§ GIVEN REQUEST:
Scan the following material for the string "FFFFFF" and copy each line in which it appears.

⟨

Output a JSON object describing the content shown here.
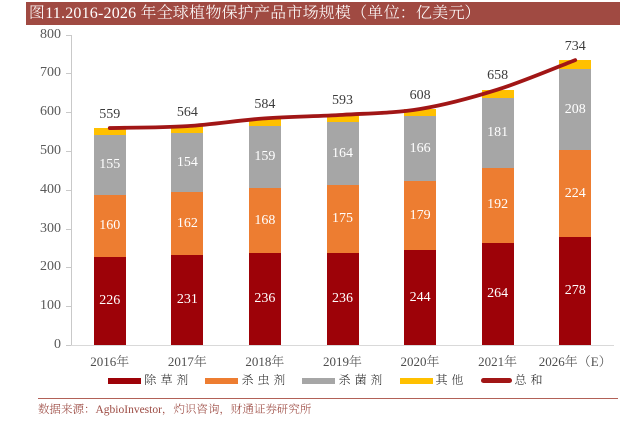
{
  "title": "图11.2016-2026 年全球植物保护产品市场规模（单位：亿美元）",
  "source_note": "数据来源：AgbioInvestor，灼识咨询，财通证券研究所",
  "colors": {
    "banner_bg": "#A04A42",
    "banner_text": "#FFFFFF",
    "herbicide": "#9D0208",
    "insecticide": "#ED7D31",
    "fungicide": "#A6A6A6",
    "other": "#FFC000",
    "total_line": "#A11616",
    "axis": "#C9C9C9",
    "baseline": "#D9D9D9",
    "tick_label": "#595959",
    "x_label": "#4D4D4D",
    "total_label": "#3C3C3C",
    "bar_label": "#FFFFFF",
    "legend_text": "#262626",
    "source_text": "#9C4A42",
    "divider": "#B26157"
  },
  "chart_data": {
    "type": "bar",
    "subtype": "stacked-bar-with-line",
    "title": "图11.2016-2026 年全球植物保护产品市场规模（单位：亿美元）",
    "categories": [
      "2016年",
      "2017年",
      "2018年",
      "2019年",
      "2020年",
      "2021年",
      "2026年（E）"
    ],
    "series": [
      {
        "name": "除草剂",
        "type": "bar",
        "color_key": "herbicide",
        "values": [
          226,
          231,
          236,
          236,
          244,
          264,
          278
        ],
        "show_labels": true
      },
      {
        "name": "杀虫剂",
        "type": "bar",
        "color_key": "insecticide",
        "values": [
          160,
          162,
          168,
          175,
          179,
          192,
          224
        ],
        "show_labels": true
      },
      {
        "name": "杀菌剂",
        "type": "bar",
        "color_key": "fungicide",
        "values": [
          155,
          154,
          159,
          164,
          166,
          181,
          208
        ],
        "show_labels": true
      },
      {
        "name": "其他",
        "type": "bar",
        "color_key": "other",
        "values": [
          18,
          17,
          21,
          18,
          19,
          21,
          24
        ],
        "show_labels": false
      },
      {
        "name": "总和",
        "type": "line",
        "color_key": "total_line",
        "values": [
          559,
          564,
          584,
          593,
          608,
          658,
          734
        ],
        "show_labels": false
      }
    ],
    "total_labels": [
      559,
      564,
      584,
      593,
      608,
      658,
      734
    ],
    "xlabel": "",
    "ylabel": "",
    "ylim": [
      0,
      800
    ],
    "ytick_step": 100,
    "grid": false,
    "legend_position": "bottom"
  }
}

⟩

§ REPLY TO THE EXERCISE:
    "banner_text": "#FFFFFF",
    "bar_label": "#FFFFFF",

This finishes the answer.